== Data lines ==

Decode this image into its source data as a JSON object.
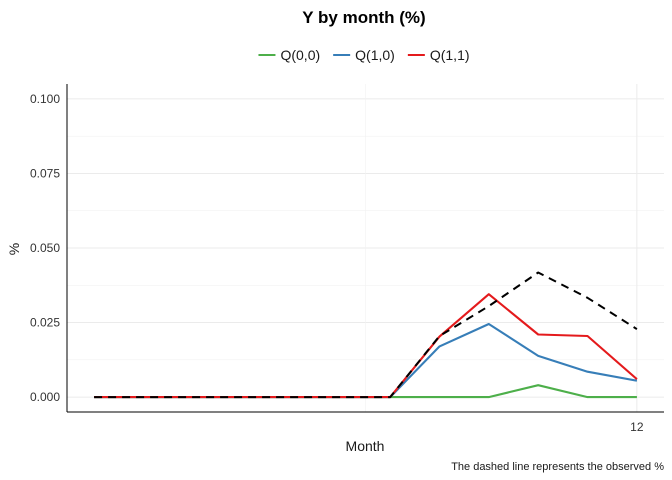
{
  "chart_data": {
    "type": "line",
    "title": "Y by month (%)",
    "xlabel": "Month",
    "ylabel": "%",
    "caption": "The dashed line represents the observed %",
    "x": [
      1,
      2,
      3,
      4,
      5,
      6,
      7,
      8,
      9,
      10,
      11,
      12
    ],
    "xlim": [
      0.45,
      12.55
    ],
    "ylim": [
      -0.005,
      0.105
    ],
    "x_ticks": [
      12
    ],
    "y_ticks": [
      "0.000",
      "0.025",
      "0.050",
      "0.075",
      "0.100"
    ],
    "grid": true,
    "legend_position": "top",
    "series": [
      {
        "name": "Q(0,0)",
        "color": "#4daf4a",
        "dashed": false,
        "values": [
          0,
          0,
          0,
          0,
          0,
          0,
          0,
          0,
          0,
          0.004,
          0,
          0
        ]
      },
      {
        "name": "Q(1,0)",
        "color": "#377eb8",
        "dashed": false,
        "values": [
          0,
          0,
          0,
          0,
          0,
          0,
          0,
          0.017,
          0.0245,
          0.0138,
          0.0085,
          0.0055
        ]
      },
      {
        "name": "Q(1,1)",
        "color": "#e41a1c",
        "dashed": false,
        "values": [
          0,
          0,
          0,
          0,
          0,
          0,
          0,
          0.0203,
          0.0345,
          0.021,
          0.0205,
          0.006
        ]
      },
      {
        "name": "",
        "color": "#000000",
        "dashed": true,
        "values": [
          0,
          0,
          0,
          0,
          0,
          0,
          0,
          0.0205,
          0.0305,
          0.0418,
          0.0333,
          0.0228
        ]
      }
    ]
  }
}
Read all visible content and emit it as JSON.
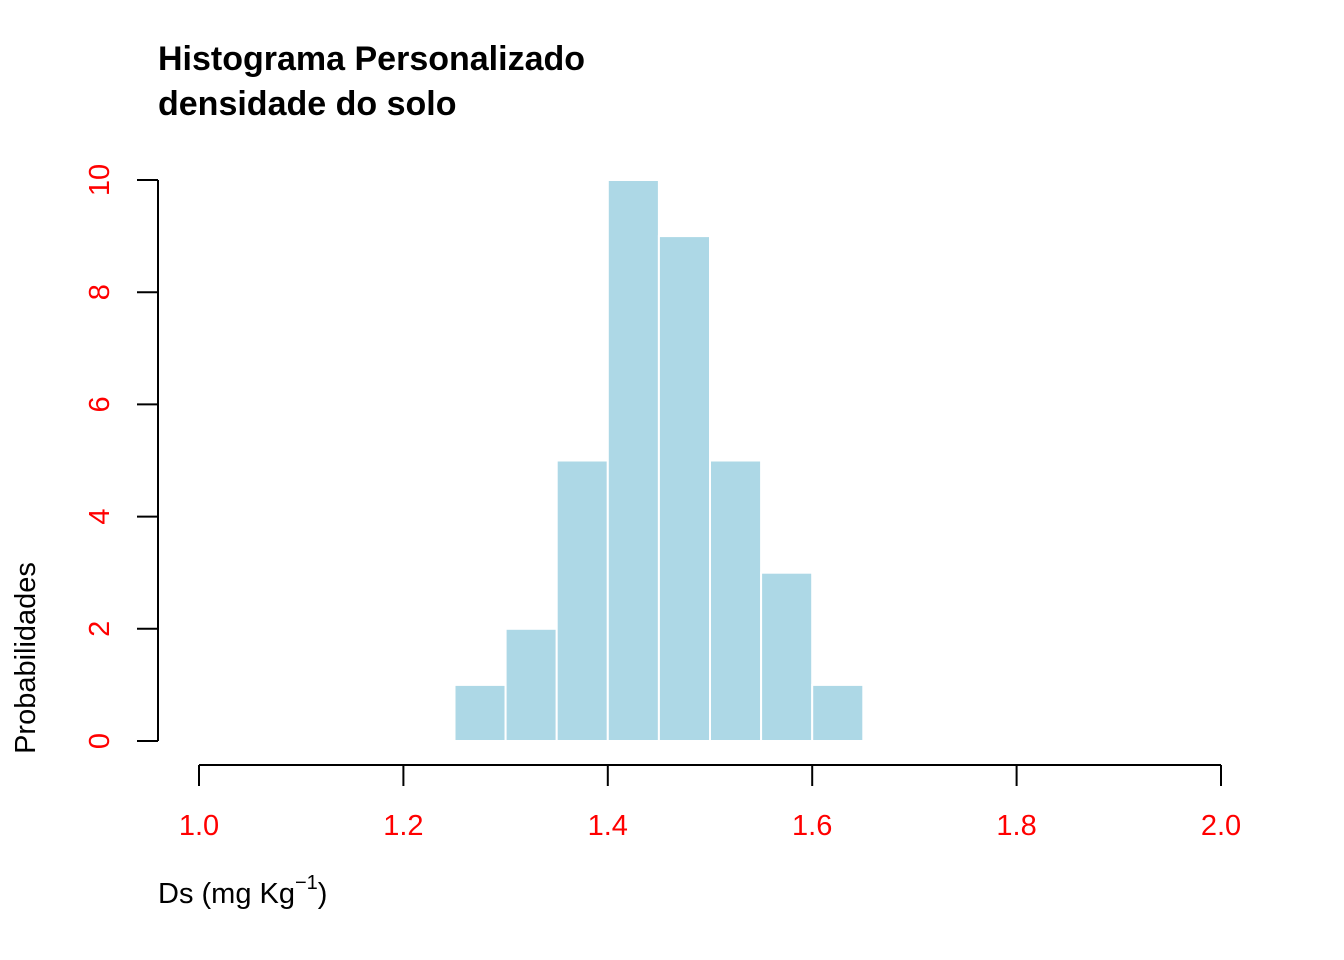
{
  "chart_data": {
    "type": "bar",
    "title_line1": "Histograma Personalizado",
    "title_line2": "densidade do solo",
    "xlabel": {
      "prefix": "Ds (mg Kg",
      "superscript": "−1",
      "suffix": ")"
    },
    "ylabel": "Probabilidades",
    "bins": [
      {
        "x0": 1.25,
        "x1": 1.3,
        "value": 1
      },
      {
        "x0": 1.3,
        "x1": 1.35,
        "value": 2
      },
      {
        "x0": 1.35,
        "x1": 1.4,
        "value": 5
      },
      {
        "x0": 1.4,
        "x1": 1.45,
        "value": 10
      },
      {
        "x0": 1.45,
        "x1": 1.5,
        "value": 9
      },
      {
        "x0": 1.5,
        "x1": 1.55,
        "value": 5
      },
      {
        "x0": 1.55,
        "x1": 1.6,
        "value": 3
      },
      {
        "x0": 1.6,
        "x1": 1.65,
        "value": 1
      }
    ],
    "xlim": [
      1.0,
      2.0
    ],
    "ylim": [
      0,
      10
    ],
    "xticks": [
      "1.0",
      "1.2",
      "1.4",
      "1.6",
      "1.8",
      "2.0"
    ],
    "yticks": [
      "0",
      "2",
      "4",
      "6",
      "8",
      "10"
    ],
    "grid": false,
    "colors": {
      "bar_fill": "#add8e6",
      "bar_border": "#ffffff",
      "tick_label": "#ff0000",
      "axis_line": "#000000"
    }
  }
}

== What you are asked to do ==
For the entries shown above, give the number of lines that include the word "JSON", without any other text.

== Reply to the exercise ==
2